▽

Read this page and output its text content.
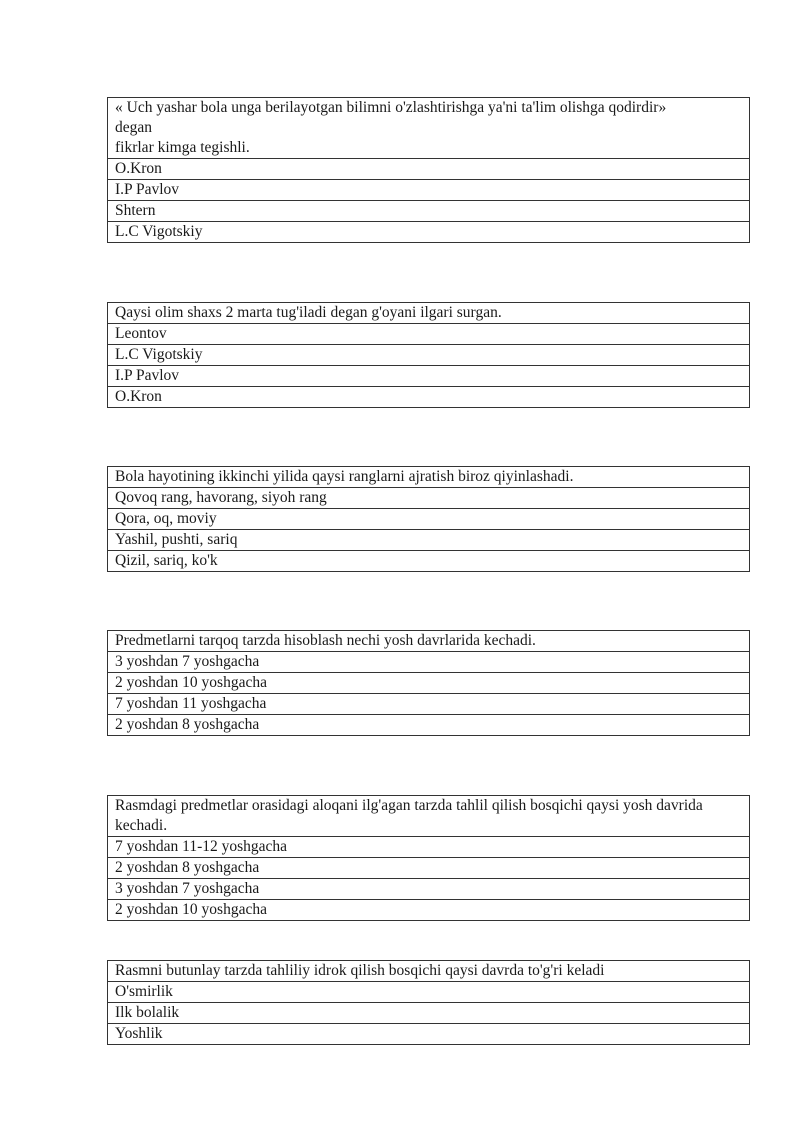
« Uch yashar bola unga berilayotgan bilimni o'zlashtirishga ya'ni ta'lim olishga qodirdir»
degan
fikrlar kimga tegishli.
O.Kron
I.P Pavlov
Shtern
L.C Vigotskiy
Qaysi olim shaxs 2 marta tug'iladi degan g'oyani ilgari surgan.
Leontov
L.C Vigotskiy
I.P Pavlov
O.Kron
Bola hayotining ikkinchi yilida qaysi ranglarni ajratish biroz qiyinlashadi.
Qovoq rang, havorang, siyoh rang
Qora, oq, moviy
Yashil, pushti, sariq
Qizil, sariq, ko'k
Predmetlarni tarqoq tarzda hisoblash nechi yosh davrlarida kechadi.
3 yoshdan 7 yoshgacha
2 yoshdan 10 yoshgacha
7 yoshdan 11 yoshgacha
2 yoshdan 8 yoshgacha
Rasmdagi predmetlar orasidagi aloqani ilg'agan tarzda tahlil qilish bosqichi qaysi yosh davrida kechadi.
7 yoshdan 11-12 yoshgacha
2 yoshdan 8 yoshgacha
3 yoshdan 7 yoshgacha
2 yoshdan 10 yoshgacha
Rasmni butunlay tarzda tahliliy idrok qilish bosqichi qaysi davrda to'g'ri keladi
O'smirlik
Ilk bolalik
Yoshlik
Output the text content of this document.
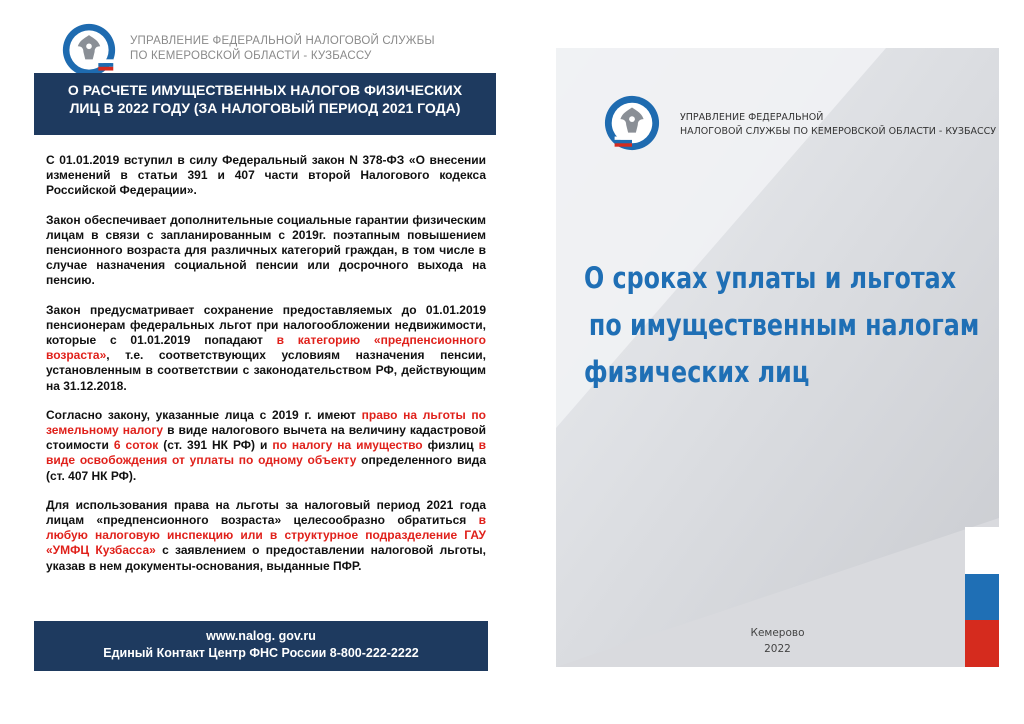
УПРАВЛЕНИЕ ФЕДЕРАЛЬНОЙ НАЛОГОВОЙ СЛУЖБЫ
ПО КЕМЕРОВСКОЙ ОБЛАСТИ - КУЗБАССУ
О РАСЧЕТЕ ИМУЩЕСТВЕННЫХ НАЛОГОВ ФИЗИЧЕСКИХ ЛИЦ В 2022 ГОДУ (ЗА НАЛОГОВЫЙ ПЕРИОД 2021 ГОДА)

С 01.01.2019 вступил в силу Федеральный закон N 378-ФЗ «О внесении изменений в статьи 391 и 407 части второй Налогового кодекса Российской Федерации».

Закон обеспечивает дополнительные социальные гарантии физическим лицам в связи с запланированным с 2019г. поэтапным повышением пенсионного возраста для различных категорий граждан, в том числе в случае назначения социальной пенсии или досрочного выхода на пенсию.

Закон предусматривает сохранение предоставляемых до 01.01.2019 пенсионерам федеральных льгот при налогообложении недвижимости, которые с 01.01.2019 попадают в категорию «предпенсионного возраста», т.е. соответствующих условиям назначения пенсии, установленным в соответствии с законодательством РФ, действующим на 31.12.2018.

Согласно закону, указанные лица с 2019 г. имеют право на льготы по земельному налогу в виде налогового вычета на величину кадастровой стоимости 6 соток (ст. 391 НК РФ) и по налогу на имущество физлиц в виде освобождения от уплаты по одному объекту определенного вида (ст. 407 НК РФ).

Для использования права на льготы за налоговый период 2021 года лицам «предпенсионного возраста» целесообразно обратиться в любую налоговую инспекцию или в структурное подразделение ГАУ «УМФЦ Кузбасса» с заявлением о предоставлении налоговой льготы, указав в нем документы-основания, выданные ПФР.

www.nalog. gov.ru
Единый Контакт Центр ФНС России 8-800-222-2222
УПРАВЛЕНИЕ ФЕДЕРАЛЬНОЙ
НАЛОГОВОЙ СЛУЖБЫ ПО КЕМЕРОВСКОЙ ОБЛАСТИ - КУЗБАССУ
О сроках уплаты и льготах
по имущественным налогам
физических лиц
Кемерово
2022
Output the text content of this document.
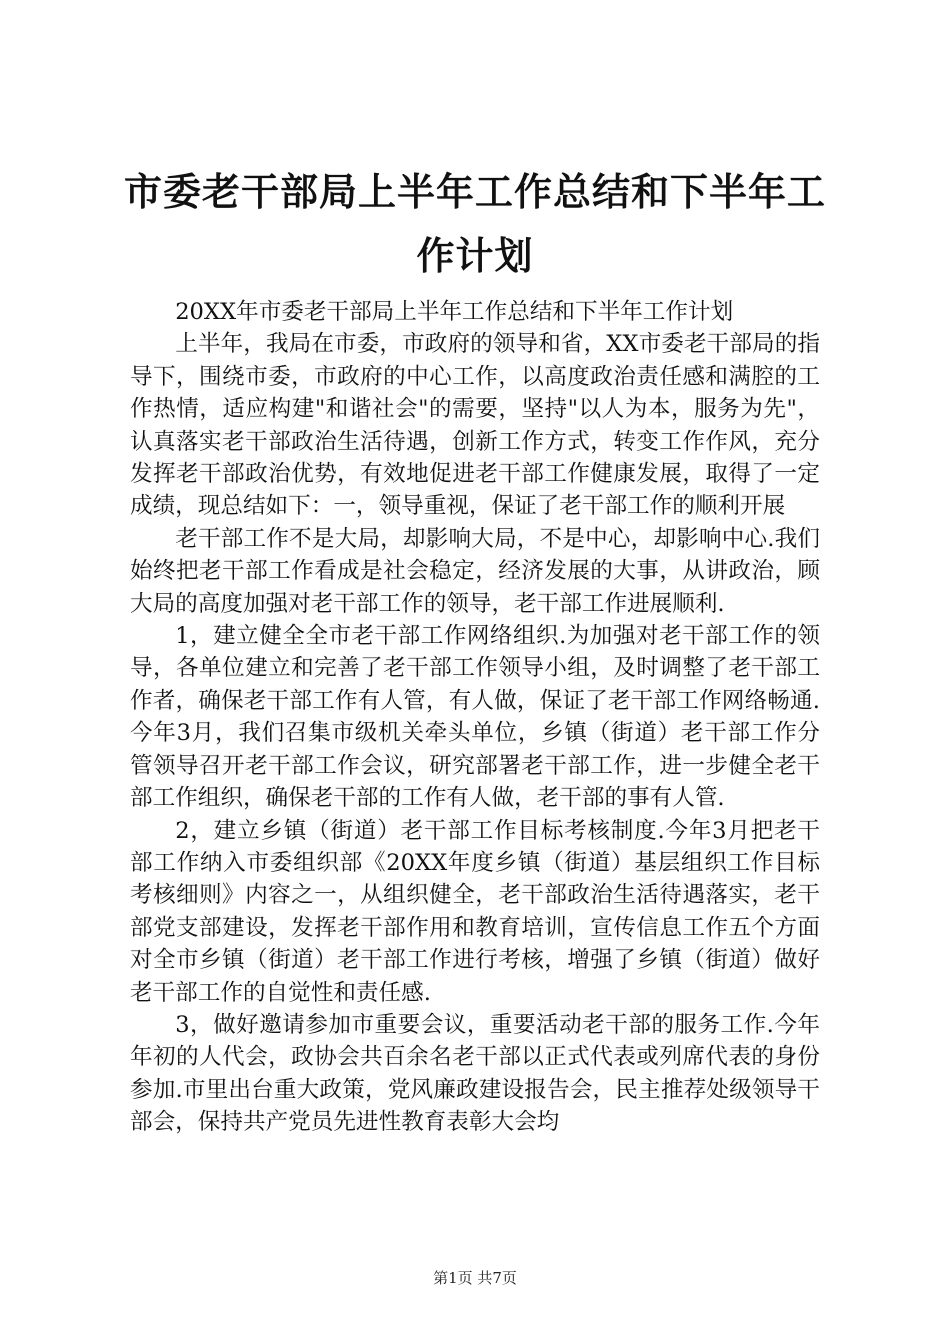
市委老干部局上半年工作总结和下半年工作计划

20XX年市委老干部局上半年工作总结和下半年工作计划

上半年，我局在市委，市政府的领导和省，XX市委老干部局的指导下，围绕市委，市政府的中心工作，以高度政治责任感和满腔的工作热情，适应构建"和谐社会"的需要，坚持"以人为本，服务为先"，认真落实老干部政治生活待遇，创新工作方式，转变工作作风，充分发挥老干部政治优势，有效地促进老干部工作健康发展，取得了一定成绩，现总结如下：一，领导重视，保证了老干部工作的顺利开展

老干部工作不是大局，却影响大局，不是中心，却影响中心.我们始终把老干部工作看成是社会稳定，经济发展的大事，从讲政治，顾大局的高度加强对老干部工作的领导，老干部工作进展顺利.

1，建立健全全市老干部工作网络组织.为加强对老干部工作的领导，各单位建立和完善了老干部工作领导小组，及时调整了老干部工作者，确保老干部工作有人管，有人做，保证了老干部工作网络畅通.今年3月，我们召集市级机关牵头单位，乡镇（街道）老干部工作分管领导召开老干部工作会议，研究部署老干部工作，进一步健全老干部工作组织，确保老干部的工作有人做，老干部的事有人管.

2，建立乡镇（街道）老干部工作目标考核制度.今年3月把老干部工作纳入市委组织部《20XX年度乡镇（街道）基层组织工作目标考核细则》内容之一，从组织健全，老干部政治生活待遇落实，老干部党支部建设，发挥老干部作用和教育培训，宣传信息工作五个方面对全市乡镇（街道）老干部工作进行考核，增强了乡镇（街道）做好老干部工作的自觉性和责任感.

3，做好邀请参加市重要会议，重要活动老干部的服务工作.今年年初的人代会，政协会共百余名老干部以正式代表或列席代表的身份参加.市里出台重大政策，党风廉政建设报告会，民主推荐处级领导干部会，保持共产党员先进性教育表彰大会均

第1页 共7页
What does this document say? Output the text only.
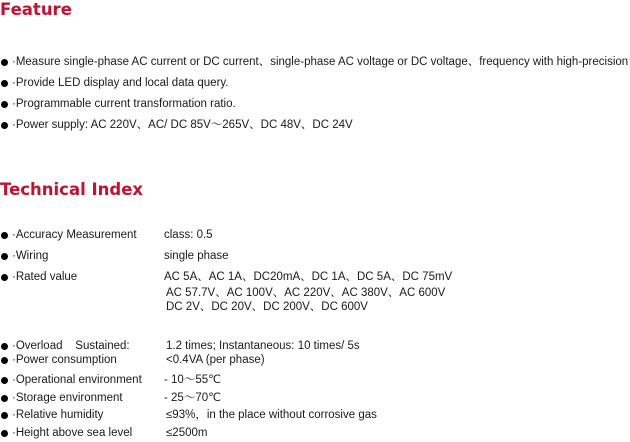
Feature
·Measure single-phase AC current or DC current、single-phase AC voltage or DC voltage、frequency with high-precision
·Provide LED display and local data query.
·Programmable current transformation ratio.
·Power supply: AC 220V、AC/ DC 85V～265V、DC 48V、DC 24V
Technical Index
·Accuracy Measurement class: 0.5
·Wiring	single phase
·Rated value	AC 5A、AC 1A、DC20mA、DC 1A、DC 5A、DC 75mV
AC 57.7V、AC 100V、AC 220V、AC 380V、AC 600V
DC 2V、DC 20V、DC 200V、DC 600V
·Overload    Sustained:	1.2 times; Instantaneous: 10 times/ 5s
·Power consumption	<0.4VA (per phase)
·Operational environment - 10～55℃
·Storage environment	- 25～70℃
·Relative humidity	≤93%，in the place without corrosive gas
·Height above sea level	≤2500m
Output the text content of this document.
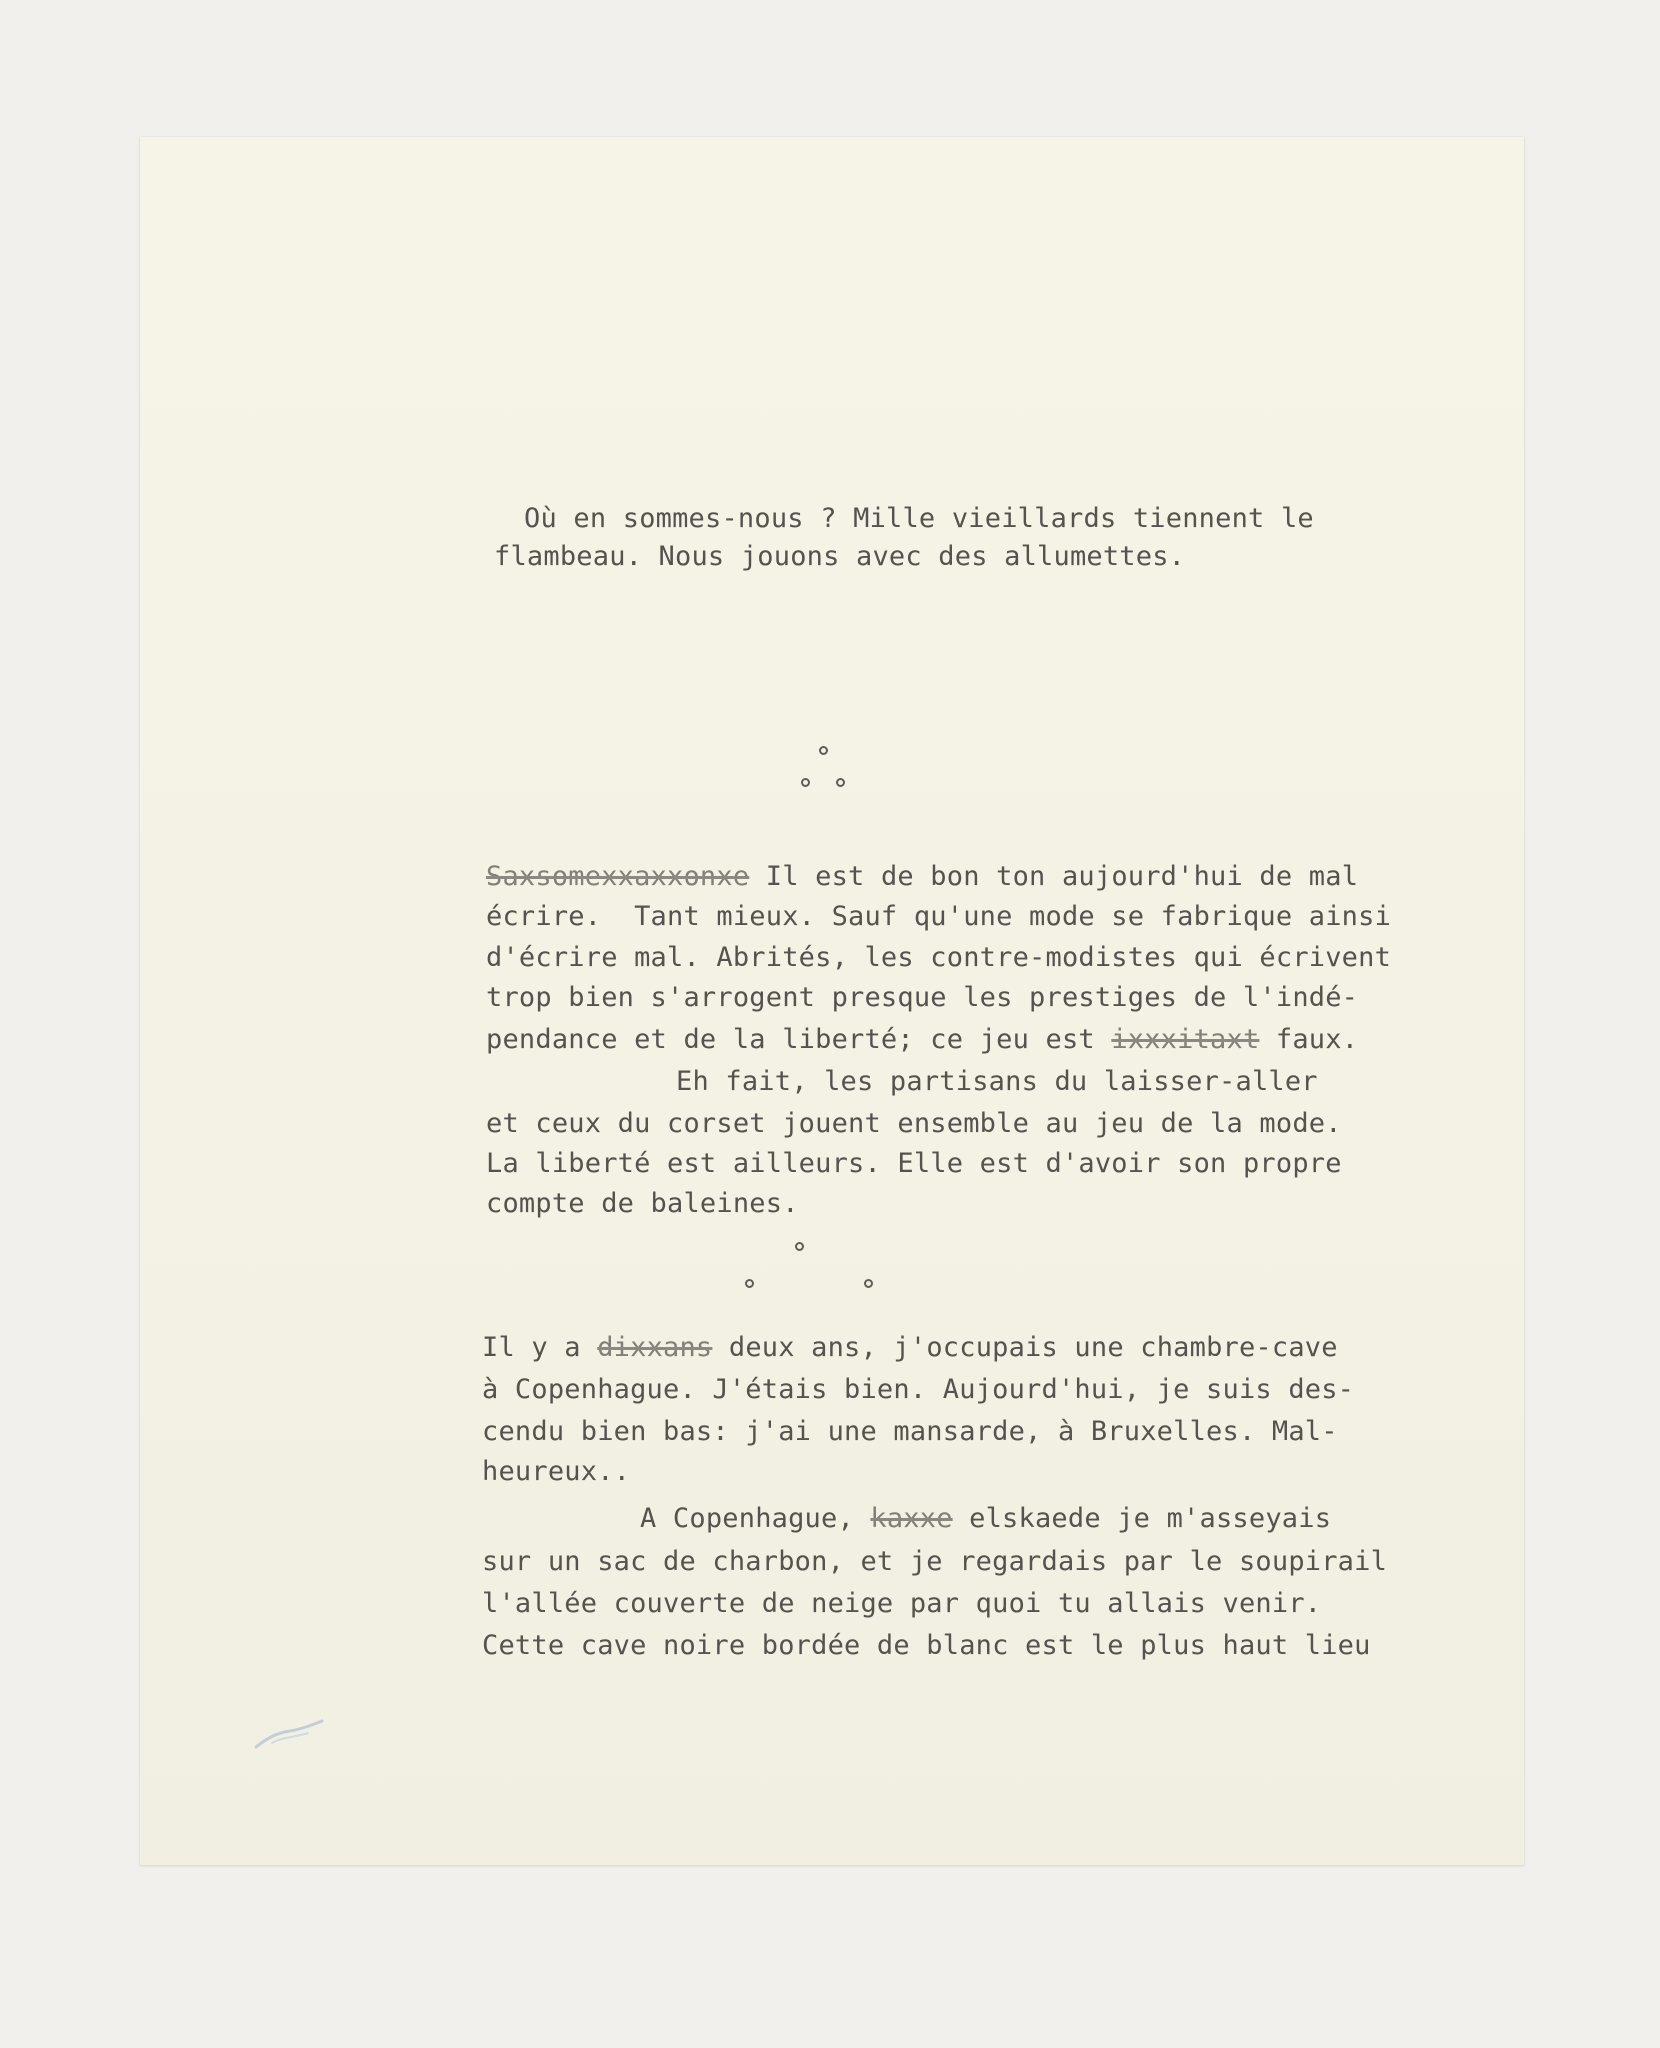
Où en sommes-nous ? Mille vieillards tiennent le
flambeau. Nous jouons avec des allumettes.
Saxsomexxaxxonxe Il est de bon ton aujourd'hui de mal
écrire.  Tant mieux. Sauf qu'une mode se fabrique ainsi
d'écrire mal. Abrités, les contre-modistes qui écrivent
trop bien s'arrogent presque les prestiges de l'indé-
pendance et de la liberté; ce jeu est ixxxitaxt faux.
Eh fait, les partisans du laisser-aller
et ceux du corset jouent ensemble au jeu de la mode.
La liberté est ailleurs. Elle est d'avoir son propre
compte de baleines.
Il y a dixxans deux ans, j'occupais une chambre-cave
à Copenhague. J'étais bien. Aujourd'hui, je suis des-
cendu bien bas: j'ai une mansarde, à Bruxelles. Mal-
heureux..
A Copenhague, kaxxe elskaede je m'asseyais
sur un sac de charbon, et je regardais par le soupirail
l'allée couverte de neige par quoi tu allais venir.
Cette cave noire bordée de blanc est le plus haut lieu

△

Short task: Search the data above for lines holding "kechadi" and copy each of them.

Output of the task:
Predmetlarni tarqoq tarzda hisoblash nechi yosh davrlarida kechadi.
Rasmdagi predmetlar orasidagi aloqani ilg'agan tarzda tahlil qilish bosqichi qaysi yosh davrida kechadi.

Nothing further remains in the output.